[Saved data entries]
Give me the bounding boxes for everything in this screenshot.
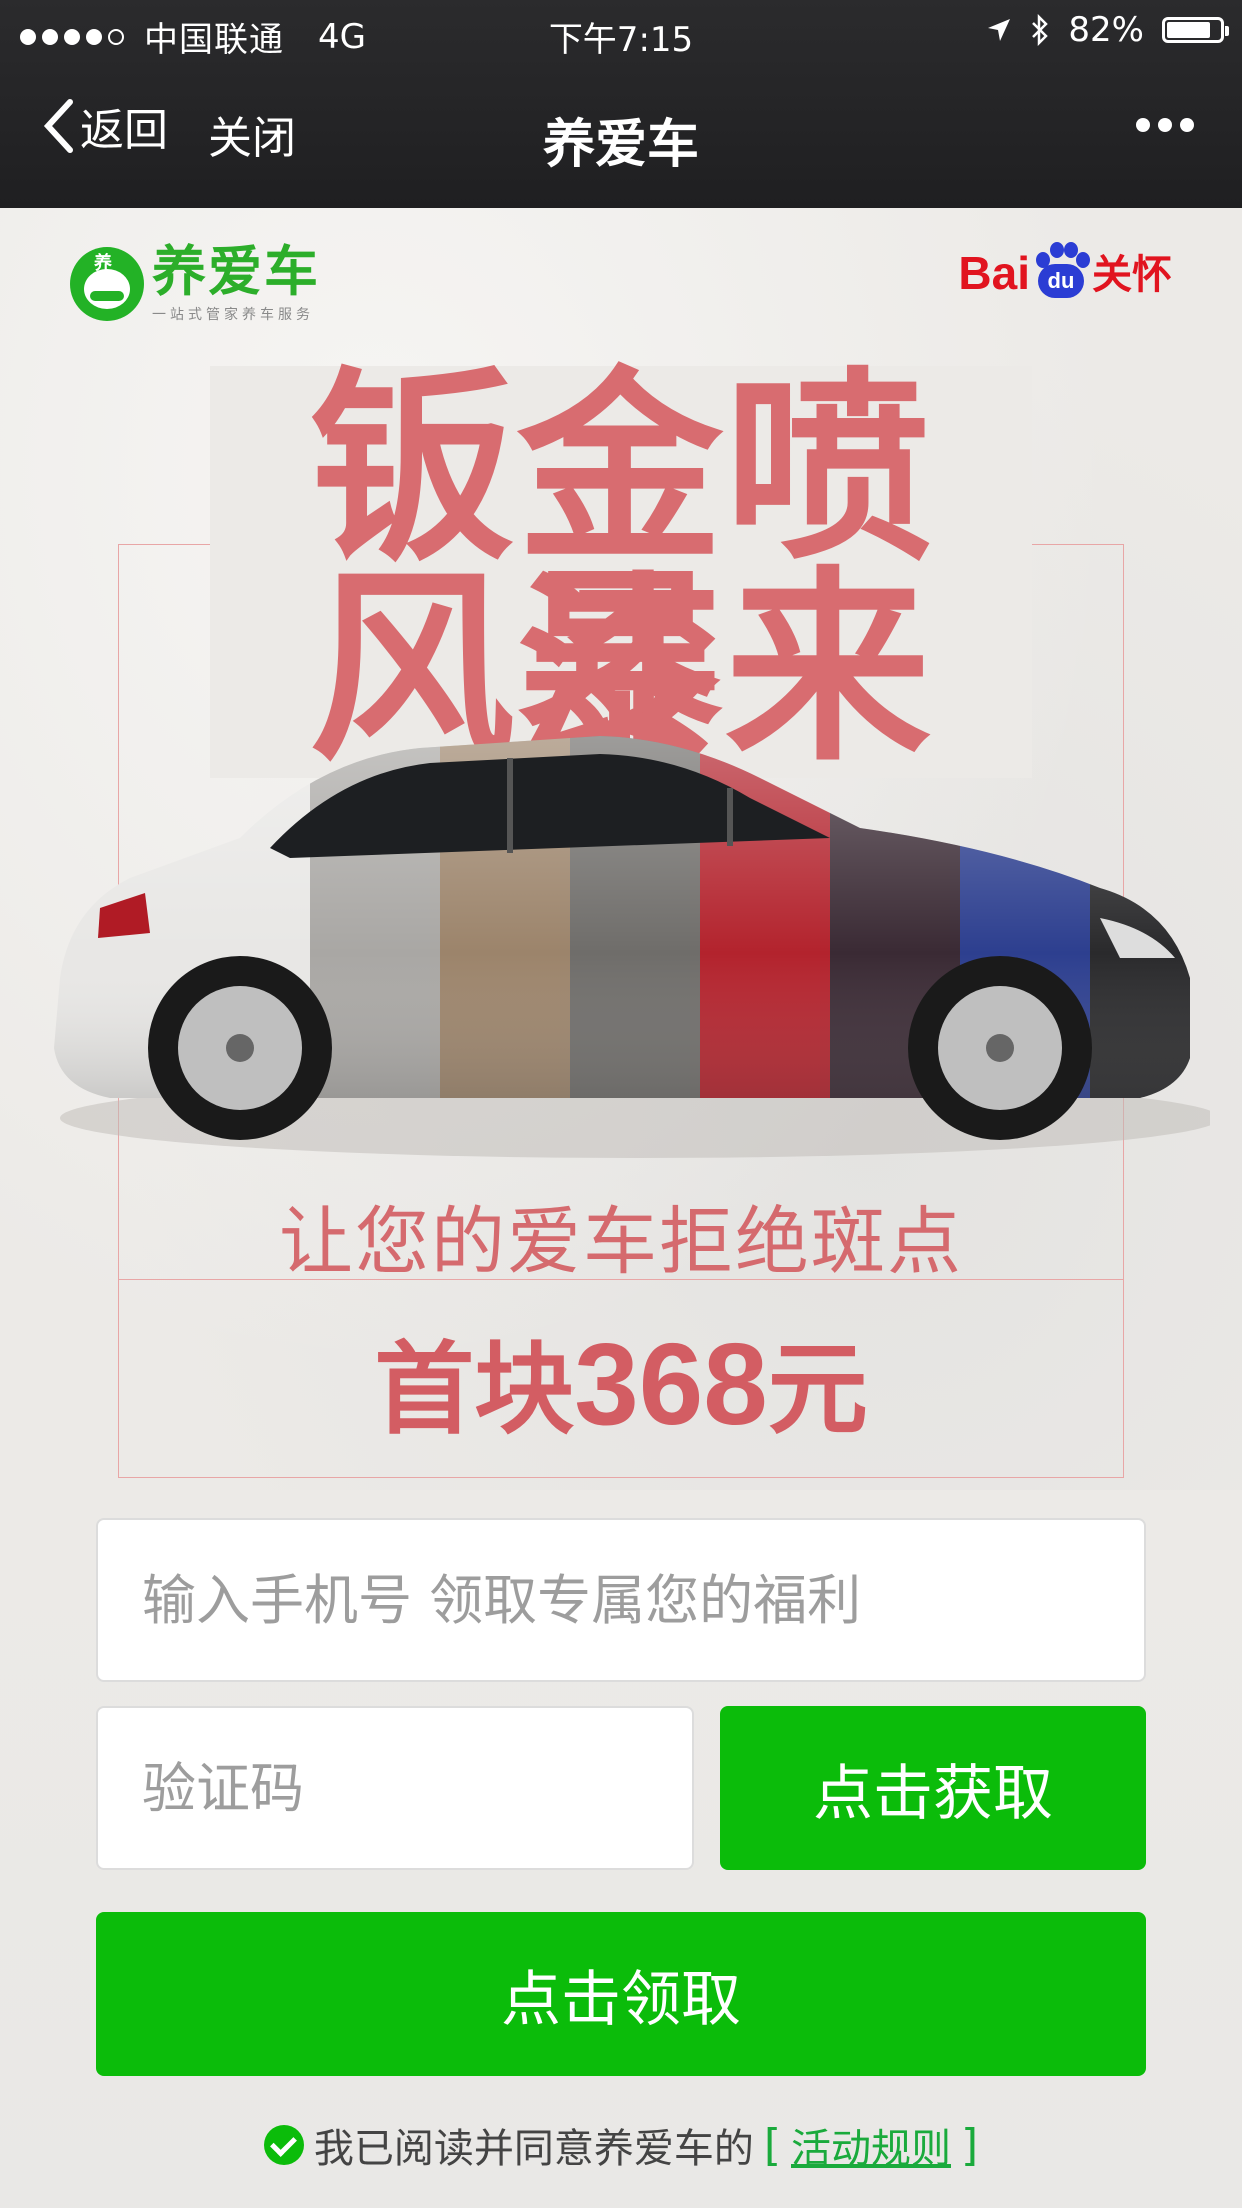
more-menu-button[interactable] [1136, 118, 1194, 132]
baidu-text: Bai [958, 247, 1030, 299]
mascot-icon: 养 [70, 247, 144, 321]
brand-logo: 养 养爱车 一站式管家养车服务 [70, 244, 320, 324]
battery-icon [1162, 17, 1229, 43]
page-title: 养爱车 [542, 115, 699, 175]
phone-field [96, 1518, 1146, 1682]
code-field [96, 1706, 694, 1870]
bracket-close: ] [961, 2119, 979, 2171]
promo-tagline: 让您的爱车拒绝斑点 [279, 1199, 963, 1285]
partner-tag: 关怀 [1092, 252, 1172, 298]
car-image [54, 736, 1210, 1158]
baidu-paw-icon: du [1032, 242, 1090, 300]
status-bar: 中国联通 4G 下午7:15 82% [0, 0, 1242, 64]
agreement-row: 我已阅读并同意养爱车的 [ 活动规则 ] [0, 2116, 1242, 2174]
bracket-open: [ [763, 2119, 781, 2171]
signup-form: 点击获取 点击领取 我已阅读并同意养爱车的 [ 活动规则 ] [0, 1490, 1242, 2208]
price-line: 首块368元 [0, 1308, 1242, 1453]
battery-fill [1167, 22, 1210, 38]
more-dots-icon [1136, 118, 1150, 132]
brand-slogan: 一站式管家养车服务 [152, 307, 314, 323]
agree-text: 我已阅读并同意养爱车的 [313, 2126, 754, 2172]
promo-banner: 养 养爱车 一站式管家养车服务 Bai du 关怀 钣金喷漆 风暴来袭 [0, 208, 1242, 1530]
phone-input[interactable] [140, 1519, 1144, 1681]
nav-bar: 返回 关闭 养爱车 [0, 88, 1242, 175]
get-code-button[interactable]: 点击获取 [720, 1706, 1146, 1870]
brand-name: 养爱车 [152, 240, 320, 303]
battery-percent: 82% [1068, 10, 1144, 50]
price-unit: 元 [767, 1331, 868, 1448]
bluetooth-icon [1032, 14, 1049, 46]
price-number: 368 [574, 1319, 768, 1449]
verification-code-input[interactable] [140, 1707, 692, 1869]
price-prefix: 首块 [374, 1331, 575, 1448]
status-right: 82% [986, 10, 1229, 50]
rules-link[interactable]: 活动规则 [791, 2116, 951, 2174]
top-bar: 中国联通 4G 下午7:15 82% 返回 关闭 养爱车 [0, 0, 1242, 208]
agree-checkbox[interactable] [263, 2125, 304, 2165]
baidu-partner-logo: Bai du 关怀 [958, 242, 1172, 300]
location-arrow-icon [988, 19, 1011, 41]
baidu-du-text: du [1038, 264, 1084, 298]
claim-button[interactable]: 点击领取 [96, 1912, 1146, 2076]
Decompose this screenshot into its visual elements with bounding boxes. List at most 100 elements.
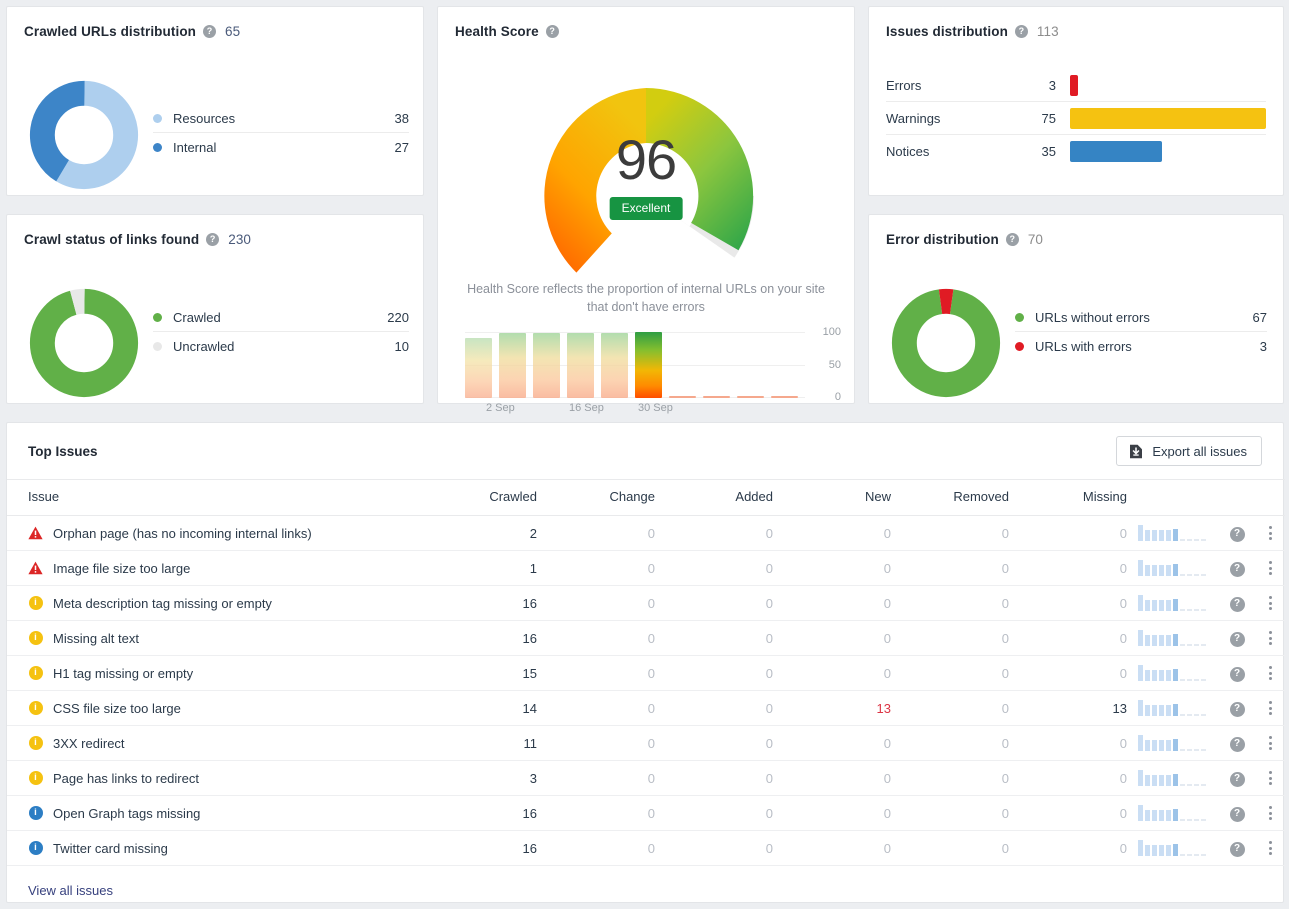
- bar-track: [1070, 74, 1266, 96]
- cell-help[interactable]: ?: [1219, 795, 1255, 831]
- cell-added: 0: [655, 620, 773, 656]
- cell-missing: 0: [1009, 655, 1127, 691]
- cell-actions[interactable]: [1255, 690, 1285, 726]
- cell-issue[interactable]: i Meta description tag missing or empty: [7, 585, 427, 621]
- history-bar: [567, 333, 594, 398]
- cell-issue[interactable]: Image file size too large: [7, 550, 427, 586]
- table-row[interactable]: i Twitter card missing 16 0 0 0 0 0?: [7, 830, 1285, 866]
- cell-help[interactable]: ?: [1219, 830, 1255, 866]
- table-row[interactable]: i Missing alt text 16 0 0 0 0 0?: [7, 620, 1285, 656]
- col-header-issue[interactable]: Issue: [7, 479, 427, 516]
- history-bar: [465, 338, 492, 398]
- trend-sparkline: [1138, 838, 1208, 856]
- help-icon[interactable]: ?: [1229, 771, 1245, 787]
- kebab-menu-icon[interactable]: [1262, 841, 1278, 855]
- cell-help[interactable]: ?: [1219, 760, 1255, 796]
- kebab-menu-icon[interactable]: [1262, 526, 1278, 540]
- help-icon[interactable]: ?: [1229, 736, 1245, 752]
- cell-issue[interactable]: i CSS file size too large: [7, 690, 427, 726]
- cell-change: 0: [537, 760, 655, 796]
- kebab-menu-icon[interactable]: [1262, 806, 1278, 820]
- col-header-missing[interactable]: Missing: [1009, 479, 1127, 516]
- export-all-issues-button[interactable]: Export all issues: [1116, 436, 1262, 466]
- cell-missing: 0: [1009, 515, 1127, 551]
- cell-crawled: 16: [427, 620, 537, 656]
- cell-issue[interactable]: i Page has links to redirect: [7, 760, 427, 796]
- col-header-crawled[interactable]: Crawled: [427, 479, 537, 516]
- view-all-issues: View all issues: [7, 866, 1283, 898]
- help-icon[interactable]: ?: [1229, 596, 1245, 612]
- cell-issue[interactable]: i Missing alt text: [7, 620, 427, 656]
- cell-issue[interactable]: i Twitter card missing: [7, 830, 427, 866]
- cell-help[interactable]: ?: [1219, 620, 1255, 656]
- help-icon[interactable]: ?: [545, 25, 559, 38]
- cell-actions[interactable]: [1255, 585, 1285, 621]
- cell-actions[interactable]: [1255, 795, 1285, 831]
- cell-trend: [1127, 760, 1219, 796]
- table-row[interactable]: i Page has links to redirect 3 0 0 0 0 0?: [7, 760, 1285, 796]
- table-row[interactable]: i H1 tag missing or empty 15 0 0 0 0 0?: [7, 655, 1285, 691]
- col-header-trend: [1127, 479, 1219, 516]
- cell-actions[interactable]: [1255, 725, 1285, 761]
- x-tick-label: 30 Sep: [638, 402, 673, 414]
- help-icon[interactable]: ?: [1229, 806, 1245, 822]
- cell-actions[interactable]: [1255, 550, 1285, 586]
- cell-help[interactable]: ?: [1219, 585, 1255, 621]
- history-bars: [465, 332, 805, 398]
- col-header-added[interactable]: Added: [655, 479, 773, 516]
- help-icon[interactable]: ?: [1005, 233, 1019, 246]
- table-row[interactable]: Image file size too large 1 0 0 0 0 0?: [7, 550, 1285, 586]
- table-row[interactable]: i 3XX redirect 11 0 0 0 0 0?: [7, 725, 1285, 761]
- trend-sparkline: [1138, 663, 1208, 681]
- cell-actions[interactable]: [1255, 760, 1285, 796]
- table-row[interactable]: Orphan page (has no incoming internal li…: [7, 515, 1285, 551]
- kebab-menu-icon[interactable]: [1262, 736, 1278, 750]
- cell-help[interactable]: ?: [1219, 515, 1255, 551]
- table-row[interactable]: i Open Graph tags missing 16 0 0 0 0 0?: [7, 795, 1285, 831]
- help-icon[interactable]: ?: [1229, 701, 1245, 717]
- cell-crawled: 1: [427, 550, 537, 586]
- help-icon[interactable]: ?: [206, 233, 220, 246]
- cell-actions[interactable]: [1255, 515, 1285, 551]
- cell-issue[interactable]: i 3XX redirect: [7, 725, 427, 761]
- issue-label: Orphan page (has no incoming internal li…: [53, 525, 312, 541]
- help-icon[interactable]: ?: [1014, 25, 1028, 38]
- col-header-new[interactable]: New: [773, 479, 891, 516]
- cell-help[interactable]: ?: [1219, 725, 1255, 761]
- crawl-status-donut: [29, 288, 139, 403]
- cell-trend: [1127, 795, 1219, 831]
- cell-issue[interactable]: Orphan page (has no incoming internal li…: [7, 515, 427, 551]
- cell-issue[interactable]: i Open Graph tags missing: [7, 795, 427, 831]
- legend-label: URLs without errors: [1035, 309, 1150, 325]
- help-icon[interactable]: ?: [1229, 841, 1245, 857]
- help-icon[interactable]: ?: [203, 25, 217, 38]
- cell-help[interactable]: ?: [1219, 550, 1255, 586]
- table-row[interactable]: i Meta description tag missing or empty 16…: [7, 585, 1285, 621]
- cell-help[interactable]: ?: [1219, 690, 1255, 726]
- kebab-menu-icon[interactable]: [1262, 666, 1278, 680]
- kebab-menu-icon[interactable]: [1262, 561, 1278, 575]
- col-header-removed[interactable]: Removed: [891, 479, 1009, 516]
- kebab-menu-icon[interactable]: [1262, 596, 1278, 610]
- issue-label: 3XX redirect: [53, 735, 125, 751]
- help-icon[interactable]: ?: [1229, 631, 1245, 647]
- cell-new: 0: [773, 760, 891, 796]
- kebab-menu-icon[interactable]: [1262, 771, 1278, 785]
- kebab-menu-icon[interactable]: [1262, 701, 1278, 715]
- cell-change: 0: [537, 655, 655, 691]
- kebab-menu-icon[interactable]: [1262, 631, 1278, 645]
- view-all-issues-link[interactable]: View all issues: [28, 883, 113, 898]
- cell-help[interactable]: ?: [1219, 655, 1255, 691]
- cell-actions[interactable]: [1255, 655, 1285, 691]
- error-triangle-icon: [28, 561, 43, 576]
- table-row[interactable]: i CSS file size too large 14 0 0 13 0 13?: [7, 690, 1285, 726]
- cell-issue[interactable]: i H1 tag missing or empty: [7, 655, 427, 691]
- help-icon[interactable]: ?: [1229, 526, 1245, 542]
- cell-actions[interactable]: [1255, 830, 1285, 866]
- legend-color-swatch: [153, 113, 162, 123]
- col-header-change[interactable]: Change: [537, 479, 655, 516]
- help-icon[interactable]: ?: [1229, 561, 1245, 577]
- cell-actions[interactable]: [1255, 620, 1285, 656]
- dashboard-root: Crawled URLs distribution ? 65 Resources…: [0, 0, 1289, 909]
- help-icon[interactable]: ?: [1229, 666, 1245, 682]
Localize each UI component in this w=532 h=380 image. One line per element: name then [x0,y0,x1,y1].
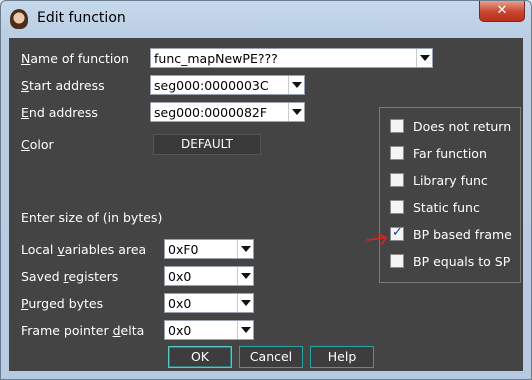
color-label: Color [21,137,54,152]
bp-based-frame-checkbox[interactable] [390,225,404,241]
far-function-label: Far function [413,146,487,161]
ok-button[interactable]: OK [168,346,232,368]
cancel-button[interactable]: Cancel [239,346,303,368]
name-of-function-combo[interactable]: func_mapNewPE??? [150,48,433,68]
dialog-body: Name of function func_mapNewPE??? Start … [9,38,523,371]
local-variables-value: 0xF0 [168,242,199,257]
help-button[interactable]: Help [310,346,374,368]
bp-equals-to-sp-label: BP equals to SP [413,254,511,269]
name-of-function-value: func_mapNewPE??? [154,51,278,66]
color-button[interactable]: DEFAULT [153,134,261,155]
static-func-label: Static func [413,200,480,215]
local-variables-label: Local variables area [21,242,147,257]
edit-function-dialog: Edit function ✕ Name of function func_ma… [0,0,532,380]
app-icon [10,9,28,29]
does-not-return-checkbox[interactable] [390,119,404,133]
does-not-return-label: Does not return [413,119,512,134]
chevron-down-icon[interactable] [237,267,253,285]
chevron-down-icon[interactable] [288,103,304,121]
size-heading: Enter size of (in bytes) [21,210,163,225]
chevron-down-icon[interactable] [237,240,253,258]
chevron-down-icon[interactable] [237,294,253,312]
end-address-value: seg000:0000082F [154,105,268,120]
saved-registers-value: 0x0 [168,269,192,284]
chevron-down-icon[interactable] [237,321,253,339]
start-address-combo[interactable]: seg000:0000003C [150,75,305,95]
purged-bytes-value: 0x0 [168,296,192,311]
bp-equals-to-sp-checkbox[interactable] [390,254,404,268]
local-variables-combo[interactable]: 0xF0 [164,239,254,259]
start-address-label: Start address [21,78,105,93]
bp-based-frame-label: BP based frame [413,227,512,242]
saved-registers-combo[interactable]: 0x0 [164,266,254,286]
library-func-label: Library func [413,173,488,188]
end-address-combo[interactable]: seg000:0000082F [150,102,305,122]
end-address-label: End address [21,105,98,120]
chevron-down-icon[interactable] [416,49,432,67]
red-arrow-annotation-icon [366,233,388,245]
static-func-checkbox[interactable] [390,200,404,214]
title-bar[interactable]: Edit function ✕ [1,1,531,37]
close-button[interactable]: ✕ [479,1,525,22]
saved-registers-label: Saved registers [21,269,119,284]
frame-pointer-delta-combo[interactable]: 0x0 [164,320,254,340]
start-address-value: seg000:0000003C [154,78,269,93]
chevron-down-icon[interactable] [288,76,304,94]
name-of-function-label: Name of function [21,51,129,66]
frame-pointer-delta-label: Frame pointer delta [21,323,145,338]
purged-bytes-combo[interactable]: 0x0 [164,293,254,313]
function-flags-group: Does not return Far function Library fun… [379,107,521,283]
frame-pointer-delta-value: 0x0 [168,323,192,338]
library-func-checkbox[interactable] [390,173,404,187]
window-title: Edit function [37,10,126,26]
far-function-checkbox[interactable] [390,146,404,160]
purged-bytes-label: Purged bytes [21,296,104,311]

Exercise objective
Reproduce verbatim the lines of the items from the one containing "color-label: Color [21,137,54,152]" through the one containing "cancel-button[interactable]: Cancel [239,346,303,368]", including both of those lines.

Solution
color-label: Color [21,137,54,152]
bp-based-frame-checkbox[interactable] [390,225,404,241]
far-function-label: Far function [413,146,487,161]
ok-button[interactable]: OK [168,346,232,368]
cancel-button[interactable]: Cancel [239,346,303,368]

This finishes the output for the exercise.